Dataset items
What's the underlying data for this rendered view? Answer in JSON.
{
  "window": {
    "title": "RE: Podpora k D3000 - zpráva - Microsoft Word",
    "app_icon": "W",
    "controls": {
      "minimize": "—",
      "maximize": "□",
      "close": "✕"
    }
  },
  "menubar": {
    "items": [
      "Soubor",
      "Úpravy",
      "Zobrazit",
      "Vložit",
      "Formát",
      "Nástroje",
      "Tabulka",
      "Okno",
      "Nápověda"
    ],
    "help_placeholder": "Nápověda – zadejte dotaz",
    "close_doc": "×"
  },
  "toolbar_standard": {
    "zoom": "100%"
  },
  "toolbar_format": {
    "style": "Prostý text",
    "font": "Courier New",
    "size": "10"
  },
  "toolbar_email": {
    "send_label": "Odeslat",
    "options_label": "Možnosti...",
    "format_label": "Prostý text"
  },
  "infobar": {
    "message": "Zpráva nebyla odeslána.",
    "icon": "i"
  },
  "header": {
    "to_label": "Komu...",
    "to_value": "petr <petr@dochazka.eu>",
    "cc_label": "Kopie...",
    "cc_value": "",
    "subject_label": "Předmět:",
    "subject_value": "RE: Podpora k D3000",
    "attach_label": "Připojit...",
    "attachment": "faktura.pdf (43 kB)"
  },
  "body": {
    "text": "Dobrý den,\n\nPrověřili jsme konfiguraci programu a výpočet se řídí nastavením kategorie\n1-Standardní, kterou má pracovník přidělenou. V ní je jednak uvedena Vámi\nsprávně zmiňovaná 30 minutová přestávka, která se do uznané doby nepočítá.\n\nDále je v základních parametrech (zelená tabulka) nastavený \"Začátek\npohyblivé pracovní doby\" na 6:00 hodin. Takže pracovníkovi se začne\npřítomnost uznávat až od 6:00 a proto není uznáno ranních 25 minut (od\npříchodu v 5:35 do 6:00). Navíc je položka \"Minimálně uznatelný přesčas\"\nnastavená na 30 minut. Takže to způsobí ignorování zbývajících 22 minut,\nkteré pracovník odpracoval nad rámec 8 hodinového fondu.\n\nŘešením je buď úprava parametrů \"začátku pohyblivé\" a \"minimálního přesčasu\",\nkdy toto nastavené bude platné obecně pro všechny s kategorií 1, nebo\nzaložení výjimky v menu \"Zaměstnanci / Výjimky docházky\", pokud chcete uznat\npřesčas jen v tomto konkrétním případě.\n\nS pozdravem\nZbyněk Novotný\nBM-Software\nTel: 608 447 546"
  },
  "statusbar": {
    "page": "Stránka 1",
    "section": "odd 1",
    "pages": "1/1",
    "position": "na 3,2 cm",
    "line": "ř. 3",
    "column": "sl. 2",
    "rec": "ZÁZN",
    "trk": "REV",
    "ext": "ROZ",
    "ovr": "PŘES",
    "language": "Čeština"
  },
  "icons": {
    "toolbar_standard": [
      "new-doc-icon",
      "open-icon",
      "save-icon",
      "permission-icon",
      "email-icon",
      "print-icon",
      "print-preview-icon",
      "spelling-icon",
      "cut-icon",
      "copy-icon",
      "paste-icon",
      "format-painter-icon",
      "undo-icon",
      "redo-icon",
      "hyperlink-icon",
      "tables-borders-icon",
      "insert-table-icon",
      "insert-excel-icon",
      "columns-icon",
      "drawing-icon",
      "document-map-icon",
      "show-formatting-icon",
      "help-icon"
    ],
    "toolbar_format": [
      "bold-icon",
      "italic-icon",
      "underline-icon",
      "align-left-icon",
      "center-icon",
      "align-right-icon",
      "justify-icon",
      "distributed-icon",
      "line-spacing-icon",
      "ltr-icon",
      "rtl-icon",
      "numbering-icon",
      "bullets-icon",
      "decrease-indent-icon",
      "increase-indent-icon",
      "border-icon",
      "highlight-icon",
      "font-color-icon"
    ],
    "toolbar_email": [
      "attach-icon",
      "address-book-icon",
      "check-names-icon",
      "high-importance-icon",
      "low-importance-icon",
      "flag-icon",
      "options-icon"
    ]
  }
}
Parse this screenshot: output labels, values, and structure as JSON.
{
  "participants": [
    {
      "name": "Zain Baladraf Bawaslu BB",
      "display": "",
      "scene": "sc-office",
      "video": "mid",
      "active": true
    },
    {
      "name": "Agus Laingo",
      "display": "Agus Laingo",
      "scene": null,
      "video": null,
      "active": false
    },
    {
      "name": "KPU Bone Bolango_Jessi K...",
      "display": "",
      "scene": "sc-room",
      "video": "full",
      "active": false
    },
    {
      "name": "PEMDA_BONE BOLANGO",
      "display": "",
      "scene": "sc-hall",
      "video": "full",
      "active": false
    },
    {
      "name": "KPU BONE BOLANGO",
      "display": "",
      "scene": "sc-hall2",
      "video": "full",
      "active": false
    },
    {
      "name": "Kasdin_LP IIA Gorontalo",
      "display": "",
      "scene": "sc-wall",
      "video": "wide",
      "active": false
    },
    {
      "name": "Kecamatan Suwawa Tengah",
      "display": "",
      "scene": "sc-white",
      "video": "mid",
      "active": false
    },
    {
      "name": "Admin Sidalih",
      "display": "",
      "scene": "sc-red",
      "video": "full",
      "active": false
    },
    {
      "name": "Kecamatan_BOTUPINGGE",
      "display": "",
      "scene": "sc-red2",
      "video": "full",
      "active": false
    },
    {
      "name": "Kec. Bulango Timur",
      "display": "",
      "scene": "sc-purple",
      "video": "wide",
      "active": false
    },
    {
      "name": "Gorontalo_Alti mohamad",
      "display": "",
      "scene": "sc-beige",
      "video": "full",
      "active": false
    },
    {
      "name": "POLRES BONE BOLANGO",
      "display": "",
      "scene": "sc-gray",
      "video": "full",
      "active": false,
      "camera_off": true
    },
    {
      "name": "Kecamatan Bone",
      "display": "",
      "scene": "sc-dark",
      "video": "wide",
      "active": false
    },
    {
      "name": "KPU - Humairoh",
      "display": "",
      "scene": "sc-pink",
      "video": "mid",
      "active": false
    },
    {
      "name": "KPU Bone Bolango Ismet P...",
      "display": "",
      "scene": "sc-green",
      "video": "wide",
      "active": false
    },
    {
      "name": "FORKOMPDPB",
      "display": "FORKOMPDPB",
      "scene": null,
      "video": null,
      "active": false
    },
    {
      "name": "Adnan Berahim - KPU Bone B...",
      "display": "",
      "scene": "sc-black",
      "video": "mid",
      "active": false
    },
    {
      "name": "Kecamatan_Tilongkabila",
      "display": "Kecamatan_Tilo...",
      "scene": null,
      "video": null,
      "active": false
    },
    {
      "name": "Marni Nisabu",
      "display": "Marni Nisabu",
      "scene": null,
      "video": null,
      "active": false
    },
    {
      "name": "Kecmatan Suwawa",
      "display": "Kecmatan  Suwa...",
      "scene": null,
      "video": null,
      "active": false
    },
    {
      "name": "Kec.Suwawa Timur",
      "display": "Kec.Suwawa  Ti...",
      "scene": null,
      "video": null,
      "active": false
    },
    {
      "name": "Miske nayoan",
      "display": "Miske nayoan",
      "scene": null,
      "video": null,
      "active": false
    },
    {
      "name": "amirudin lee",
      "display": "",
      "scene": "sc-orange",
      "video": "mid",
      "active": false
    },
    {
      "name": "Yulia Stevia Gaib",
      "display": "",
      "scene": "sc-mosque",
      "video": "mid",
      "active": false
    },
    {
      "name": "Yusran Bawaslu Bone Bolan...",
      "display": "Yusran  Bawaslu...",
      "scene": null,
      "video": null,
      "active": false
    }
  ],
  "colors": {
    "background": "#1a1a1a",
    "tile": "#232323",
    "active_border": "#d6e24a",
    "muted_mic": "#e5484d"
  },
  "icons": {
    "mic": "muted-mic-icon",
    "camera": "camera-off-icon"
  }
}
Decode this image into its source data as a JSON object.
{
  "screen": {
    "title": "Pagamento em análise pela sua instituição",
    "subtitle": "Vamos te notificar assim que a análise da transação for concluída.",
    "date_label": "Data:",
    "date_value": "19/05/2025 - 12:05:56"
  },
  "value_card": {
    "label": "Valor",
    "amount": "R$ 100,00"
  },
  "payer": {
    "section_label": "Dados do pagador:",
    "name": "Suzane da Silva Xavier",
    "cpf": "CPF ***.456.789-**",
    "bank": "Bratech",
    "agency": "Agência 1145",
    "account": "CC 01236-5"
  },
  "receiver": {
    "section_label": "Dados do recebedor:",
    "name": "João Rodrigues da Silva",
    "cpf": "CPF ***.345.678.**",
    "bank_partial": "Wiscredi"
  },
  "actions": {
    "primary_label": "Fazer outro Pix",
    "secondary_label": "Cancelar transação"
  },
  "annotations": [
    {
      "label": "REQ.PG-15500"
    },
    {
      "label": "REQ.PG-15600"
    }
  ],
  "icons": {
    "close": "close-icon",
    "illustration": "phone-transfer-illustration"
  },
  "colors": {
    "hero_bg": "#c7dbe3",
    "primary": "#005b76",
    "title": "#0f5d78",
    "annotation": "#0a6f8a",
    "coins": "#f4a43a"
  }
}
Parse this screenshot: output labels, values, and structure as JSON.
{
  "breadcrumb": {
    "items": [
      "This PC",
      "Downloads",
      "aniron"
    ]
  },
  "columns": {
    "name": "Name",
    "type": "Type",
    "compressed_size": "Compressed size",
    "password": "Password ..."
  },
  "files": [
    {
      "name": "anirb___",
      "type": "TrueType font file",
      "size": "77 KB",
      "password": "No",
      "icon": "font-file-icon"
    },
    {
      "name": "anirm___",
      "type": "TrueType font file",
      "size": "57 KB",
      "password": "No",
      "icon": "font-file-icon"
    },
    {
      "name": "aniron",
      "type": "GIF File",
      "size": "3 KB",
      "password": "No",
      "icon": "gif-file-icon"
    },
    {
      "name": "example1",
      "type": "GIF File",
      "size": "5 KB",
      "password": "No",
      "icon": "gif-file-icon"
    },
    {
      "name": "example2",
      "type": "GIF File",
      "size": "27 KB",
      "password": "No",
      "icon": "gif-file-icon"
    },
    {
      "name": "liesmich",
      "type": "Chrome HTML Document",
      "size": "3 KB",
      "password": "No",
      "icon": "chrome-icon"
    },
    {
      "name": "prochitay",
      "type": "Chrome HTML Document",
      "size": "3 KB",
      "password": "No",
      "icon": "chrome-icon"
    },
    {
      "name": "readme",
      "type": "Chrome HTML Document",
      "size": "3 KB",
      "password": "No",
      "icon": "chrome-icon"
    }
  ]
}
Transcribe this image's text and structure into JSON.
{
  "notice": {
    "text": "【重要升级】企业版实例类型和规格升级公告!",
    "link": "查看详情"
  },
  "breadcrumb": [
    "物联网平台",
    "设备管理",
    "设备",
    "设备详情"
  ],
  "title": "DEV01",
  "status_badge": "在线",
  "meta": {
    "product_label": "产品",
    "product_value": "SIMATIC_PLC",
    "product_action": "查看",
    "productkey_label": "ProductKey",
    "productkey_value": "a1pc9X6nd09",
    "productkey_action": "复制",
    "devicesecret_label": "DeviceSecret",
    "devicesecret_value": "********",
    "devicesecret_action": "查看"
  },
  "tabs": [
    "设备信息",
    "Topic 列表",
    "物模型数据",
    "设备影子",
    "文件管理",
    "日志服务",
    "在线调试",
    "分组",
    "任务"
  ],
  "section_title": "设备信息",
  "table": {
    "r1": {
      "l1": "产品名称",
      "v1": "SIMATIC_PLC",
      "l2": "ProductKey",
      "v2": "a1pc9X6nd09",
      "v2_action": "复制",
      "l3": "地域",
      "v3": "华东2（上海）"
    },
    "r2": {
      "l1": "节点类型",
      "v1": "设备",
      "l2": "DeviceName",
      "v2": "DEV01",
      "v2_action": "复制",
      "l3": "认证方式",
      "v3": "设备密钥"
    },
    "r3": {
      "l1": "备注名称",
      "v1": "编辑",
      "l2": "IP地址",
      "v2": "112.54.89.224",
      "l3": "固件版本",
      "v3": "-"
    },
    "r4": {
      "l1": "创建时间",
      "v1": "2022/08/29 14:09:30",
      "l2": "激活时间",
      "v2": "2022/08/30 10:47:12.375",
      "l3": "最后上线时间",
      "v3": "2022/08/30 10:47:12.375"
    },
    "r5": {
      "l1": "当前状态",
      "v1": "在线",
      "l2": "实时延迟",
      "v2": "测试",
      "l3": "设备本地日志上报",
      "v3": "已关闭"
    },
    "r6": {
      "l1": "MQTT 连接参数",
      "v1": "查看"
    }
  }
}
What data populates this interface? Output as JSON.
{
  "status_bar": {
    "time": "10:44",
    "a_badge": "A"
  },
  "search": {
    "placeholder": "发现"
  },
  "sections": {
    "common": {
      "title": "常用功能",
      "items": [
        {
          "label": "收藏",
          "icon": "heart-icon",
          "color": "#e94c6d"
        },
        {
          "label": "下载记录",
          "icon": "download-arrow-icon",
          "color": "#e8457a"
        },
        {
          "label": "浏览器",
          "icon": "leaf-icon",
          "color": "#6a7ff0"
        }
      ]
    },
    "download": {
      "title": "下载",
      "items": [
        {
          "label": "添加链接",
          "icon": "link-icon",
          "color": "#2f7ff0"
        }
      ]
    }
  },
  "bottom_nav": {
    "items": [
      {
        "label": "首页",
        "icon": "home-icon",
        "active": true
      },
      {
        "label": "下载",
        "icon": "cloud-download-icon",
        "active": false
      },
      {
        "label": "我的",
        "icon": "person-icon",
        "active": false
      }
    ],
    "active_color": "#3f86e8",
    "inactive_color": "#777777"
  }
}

PROMPT: Go through the preceding material and copy each line that has the word "Nisabu".

SOLUTION TO THIS TASK:
      "name": "Marni Nisabu",
      "display": "Marni Nisabu",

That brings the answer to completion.